Wednesday, February 15, 2006
Swings of the pendulum
Yesterday, I had a visit from Alison Bunyan, British Telecom's PR manager for Wales. She was responsible for the campaign surrounding the installation of the St John's wireless internet access point last summer. She brought a colleague with her from North Wales, who is interested in developing a link between a similar wireless acess point installed in a public telephone box, and the chapel it is located next to. He hadn't yet approached the church's leadership, but was looking for some angles of approach. It seems the church in question has some young people's activity on a regular basis, so if that's the case, the potential is enormous - well, the kids will see it before the adults will, no doubt.
In missionary thinking, back in the seventies, we used to speak a lot about 'the world dictating the agenda', meaning that mission is a purposeful response to what is happening in society. It was necessary to emphasise this at a time when many churches, even whole denominations found it difficult to engage in any way with modernity. It's far from being the whole picture, as we discovered. If Christians only respond to what is going on around them and do not listen to what is going on within themselves, they are in danger of being nothing other that social and political activists.
Christians contribute to the human social agenda as well as respond to its challenges. Telling the story of Jesus and the church, in advocacy of the unique model of humanity and relationship, which is the Body of Christ, is at the heart of their reason for being. Spirituality and prayer centred life in relation to God, cultivated as a way of being and becoming authentically human is equally an essential agenda item which the church proposes to the world. Maintaining the balance between right response to the world, evangelism and spirituality is always challenging because life is constantly changing. So, we have this tendency, like a pendulum to oscillate between extremes - being totally outward and other centred or totally inward and disregarding of what goes on around us. It's interesting to observe that the 9th General Assembly of the World Council of Churches taking place in Puerto Alegre Argentina in the coming week is focussing on the renewal of ecumenical spirituality, after several decades of engagement with many of the great social challenges of the age, in a way that, to the casual observer might make it appear to be like a religious version of the United Nations. A closer look would always reveal a considerable amount of deep theological reflection and spiritual thinking, but now this seems to be ascending in priority - as it should, given that it is what religious communities uniquely have to contribute to the world health and peace.

● TASK OBJECTIVE: Retype the part of the blog post that opens with the words containing "In missionary thinking, back" and closes with "and political activists.". The records are separate material and have no connection to the blog post.

● DATASET RECORDS:

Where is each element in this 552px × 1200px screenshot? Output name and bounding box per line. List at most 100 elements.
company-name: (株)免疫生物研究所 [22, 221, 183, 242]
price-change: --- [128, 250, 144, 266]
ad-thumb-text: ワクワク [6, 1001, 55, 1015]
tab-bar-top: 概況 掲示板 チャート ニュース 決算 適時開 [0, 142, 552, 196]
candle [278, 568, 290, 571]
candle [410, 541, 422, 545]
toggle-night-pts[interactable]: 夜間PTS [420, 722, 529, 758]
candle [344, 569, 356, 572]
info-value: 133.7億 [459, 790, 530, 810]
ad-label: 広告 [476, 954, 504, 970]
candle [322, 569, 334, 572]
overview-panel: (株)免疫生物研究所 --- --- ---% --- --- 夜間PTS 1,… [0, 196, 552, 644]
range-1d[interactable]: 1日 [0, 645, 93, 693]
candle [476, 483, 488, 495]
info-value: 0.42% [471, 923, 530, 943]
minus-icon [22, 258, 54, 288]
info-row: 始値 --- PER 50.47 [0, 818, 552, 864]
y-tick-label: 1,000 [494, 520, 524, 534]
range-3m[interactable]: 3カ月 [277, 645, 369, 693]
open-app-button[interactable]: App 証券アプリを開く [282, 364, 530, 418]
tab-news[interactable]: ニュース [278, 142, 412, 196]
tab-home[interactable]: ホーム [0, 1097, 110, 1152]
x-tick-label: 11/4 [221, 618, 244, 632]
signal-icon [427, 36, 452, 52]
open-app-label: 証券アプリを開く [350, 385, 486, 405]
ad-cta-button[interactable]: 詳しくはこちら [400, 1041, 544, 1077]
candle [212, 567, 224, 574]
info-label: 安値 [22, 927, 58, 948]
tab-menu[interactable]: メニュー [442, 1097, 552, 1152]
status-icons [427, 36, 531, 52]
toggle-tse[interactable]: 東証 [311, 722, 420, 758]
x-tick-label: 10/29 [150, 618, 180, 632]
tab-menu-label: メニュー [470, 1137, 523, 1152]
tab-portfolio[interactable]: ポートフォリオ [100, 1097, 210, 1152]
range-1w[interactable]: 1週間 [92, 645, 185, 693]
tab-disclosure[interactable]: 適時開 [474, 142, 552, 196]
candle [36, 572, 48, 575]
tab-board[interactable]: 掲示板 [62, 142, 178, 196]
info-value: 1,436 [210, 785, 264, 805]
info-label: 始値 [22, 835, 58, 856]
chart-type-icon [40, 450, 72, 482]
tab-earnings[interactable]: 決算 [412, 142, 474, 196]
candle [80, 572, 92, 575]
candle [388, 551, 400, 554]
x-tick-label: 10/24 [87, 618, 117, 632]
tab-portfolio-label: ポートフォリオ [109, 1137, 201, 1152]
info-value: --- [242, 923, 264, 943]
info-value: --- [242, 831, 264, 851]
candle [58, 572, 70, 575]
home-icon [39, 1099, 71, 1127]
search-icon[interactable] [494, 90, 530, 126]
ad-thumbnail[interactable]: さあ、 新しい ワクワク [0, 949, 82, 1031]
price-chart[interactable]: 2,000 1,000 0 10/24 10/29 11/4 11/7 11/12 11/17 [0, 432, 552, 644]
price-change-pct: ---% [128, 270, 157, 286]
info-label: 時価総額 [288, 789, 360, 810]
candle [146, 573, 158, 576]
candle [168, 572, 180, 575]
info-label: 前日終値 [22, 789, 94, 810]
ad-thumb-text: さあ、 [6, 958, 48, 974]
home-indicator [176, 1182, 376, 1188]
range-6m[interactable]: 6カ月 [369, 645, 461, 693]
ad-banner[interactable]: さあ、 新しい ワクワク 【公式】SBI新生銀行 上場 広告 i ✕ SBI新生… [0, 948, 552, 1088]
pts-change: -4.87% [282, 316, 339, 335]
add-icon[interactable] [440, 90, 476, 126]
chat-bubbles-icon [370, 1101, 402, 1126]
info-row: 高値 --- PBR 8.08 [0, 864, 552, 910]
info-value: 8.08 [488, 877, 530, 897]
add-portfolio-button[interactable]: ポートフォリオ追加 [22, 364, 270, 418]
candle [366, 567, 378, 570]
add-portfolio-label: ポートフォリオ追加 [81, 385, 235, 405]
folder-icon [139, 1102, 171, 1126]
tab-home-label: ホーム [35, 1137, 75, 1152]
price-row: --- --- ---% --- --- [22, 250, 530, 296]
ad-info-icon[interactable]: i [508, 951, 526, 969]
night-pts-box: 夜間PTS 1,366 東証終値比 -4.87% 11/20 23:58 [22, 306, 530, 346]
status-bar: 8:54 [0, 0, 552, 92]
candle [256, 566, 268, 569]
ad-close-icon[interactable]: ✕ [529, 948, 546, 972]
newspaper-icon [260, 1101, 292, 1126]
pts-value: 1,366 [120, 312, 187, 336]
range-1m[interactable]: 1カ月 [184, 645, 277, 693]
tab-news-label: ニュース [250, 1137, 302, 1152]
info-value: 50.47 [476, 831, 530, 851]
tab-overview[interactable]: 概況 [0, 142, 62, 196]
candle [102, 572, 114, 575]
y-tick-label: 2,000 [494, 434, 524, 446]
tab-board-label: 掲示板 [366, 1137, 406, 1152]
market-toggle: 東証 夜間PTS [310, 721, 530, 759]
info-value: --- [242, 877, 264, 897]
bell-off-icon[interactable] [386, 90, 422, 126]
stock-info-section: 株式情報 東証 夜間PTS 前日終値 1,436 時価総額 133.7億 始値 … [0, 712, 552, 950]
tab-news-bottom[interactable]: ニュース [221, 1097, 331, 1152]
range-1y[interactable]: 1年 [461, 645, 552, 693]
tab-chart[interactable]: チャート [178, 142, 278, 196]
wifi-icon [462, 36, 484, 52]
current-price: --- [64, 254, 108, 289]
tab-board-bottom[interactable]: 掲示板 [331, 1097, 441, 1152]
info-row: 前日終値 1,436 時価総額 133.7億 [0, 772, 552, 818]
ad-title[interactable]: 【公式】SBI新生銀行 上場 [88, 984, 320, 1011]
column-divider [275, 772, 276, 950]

● WRITTEN REPLY:
In missionary thinking, back in the seventies, we used to speak a lot about 'the world dictating the agenda', meaning that mission is a purposeful response to what is happening in society. It was necessary to emphasise this at a time when many churches, even whole denominations found it difficult to engage in any way with modernity. It's far from being the whole picture, as we discovered. If Christians only respond to what is going on around them and do not listen to what is going on within themselves, they are in danger of being nothing other that social and political activists.